◆ **The data**
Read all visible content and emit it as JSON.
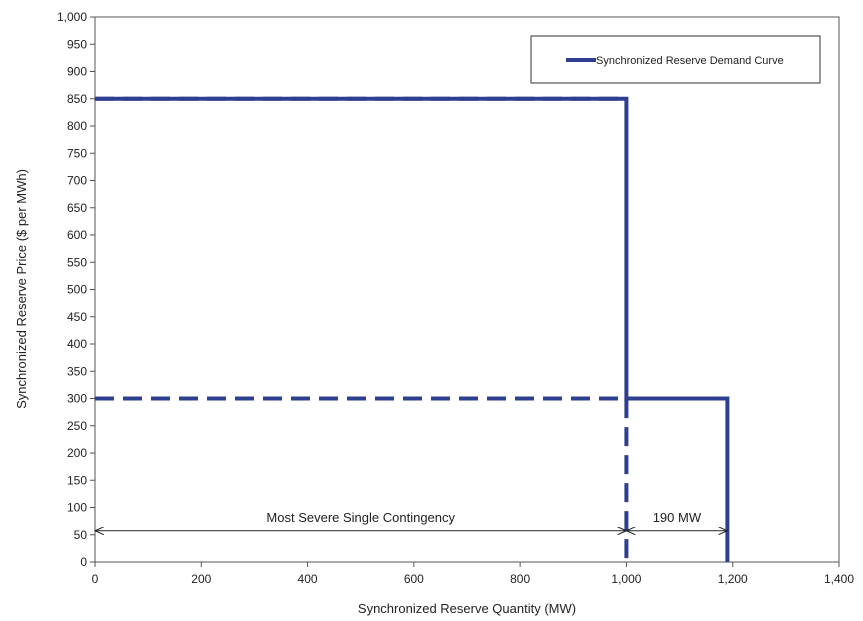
{
  "chart_data": {
    "type": "line",
    "title": "",
    "xlabel": "Synchronized Reserve Quantity (MW)",
    "ylabel": "Synchronized Reserve Price ($ per MWh)",
    "xlim": [
      0,
      1400
    ],
    "ylim": [
      0,
      1000
    ],
    "x_ticks": [
      0,
      200,
      400,
      600,
      800,
      1000,
      1200,
      1400
    ],
    "x_tick_labels": [
      "0",
      "200",
      "400",
      "600",
      "800",
      "1,000",
      "1,200",
      "1,400"
    ],
    "y_ticks": [
      0,
      50,
      100,
      150,
      200,
      250,
      300,
      350,
      400,
      450,
      500,
      550,
      600,
      650,
      700,
      750,
      800,
      850,
      900,
      950,
      1000
    ],
    "y_tick_labels": [
      "0",
      "50",
      "100",
      "150",
      "200",
      "250",
      "300",
      "350",
      "400",
      "450",
      "500",
      "550",
      "600",
      "650",
      "700",
      "750",
      "800",
      "850",
      "900",
      "950",
      "1,000"
    ],
    "grid": false,
    "legend_position": "top-right",
    "series": [
      {
        "name": "Synchronized Reserve Demand Curve",
        "style": "solid",
        "color": "#2e3f8f",
        "points": [
          [
            0,
            850
          ],
          [
            1000,
            850
          ],
          [
            1000,
            300
          ],
          [
            1190,
            300
          ],
          [
            1190,
            0
          ]
        ]
      },
      {
        "style": "dashed",
        "color": "#2e3f8f",
        "points": [
          [
            0,
            850
          ],
          [
            1000,
            850
          ]
        ]
      },
      {
        "style": "dashed",
        "color": "#2e3f8f",
        "points": [
          [
            0,
            300
          ],
          [
            1000,
            300
          ],
          [
            1000,
            0
          ]
        ]
      }
    ],
    "annotations": [
      {
        "text": "Most Severe Single Contingency",
        "x_from": 0,
        "x_to": 1000,
        "y": 50
      },
      {
        "text": "190 MW",
        "x_from": 1000,
        "x_to": 1190,
        "y": 50
      }
    ]
  }
}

◆ **Required task**
Go over the records above and tally each line that includes "text". Give the total by itself.

◆ **Task solution**
2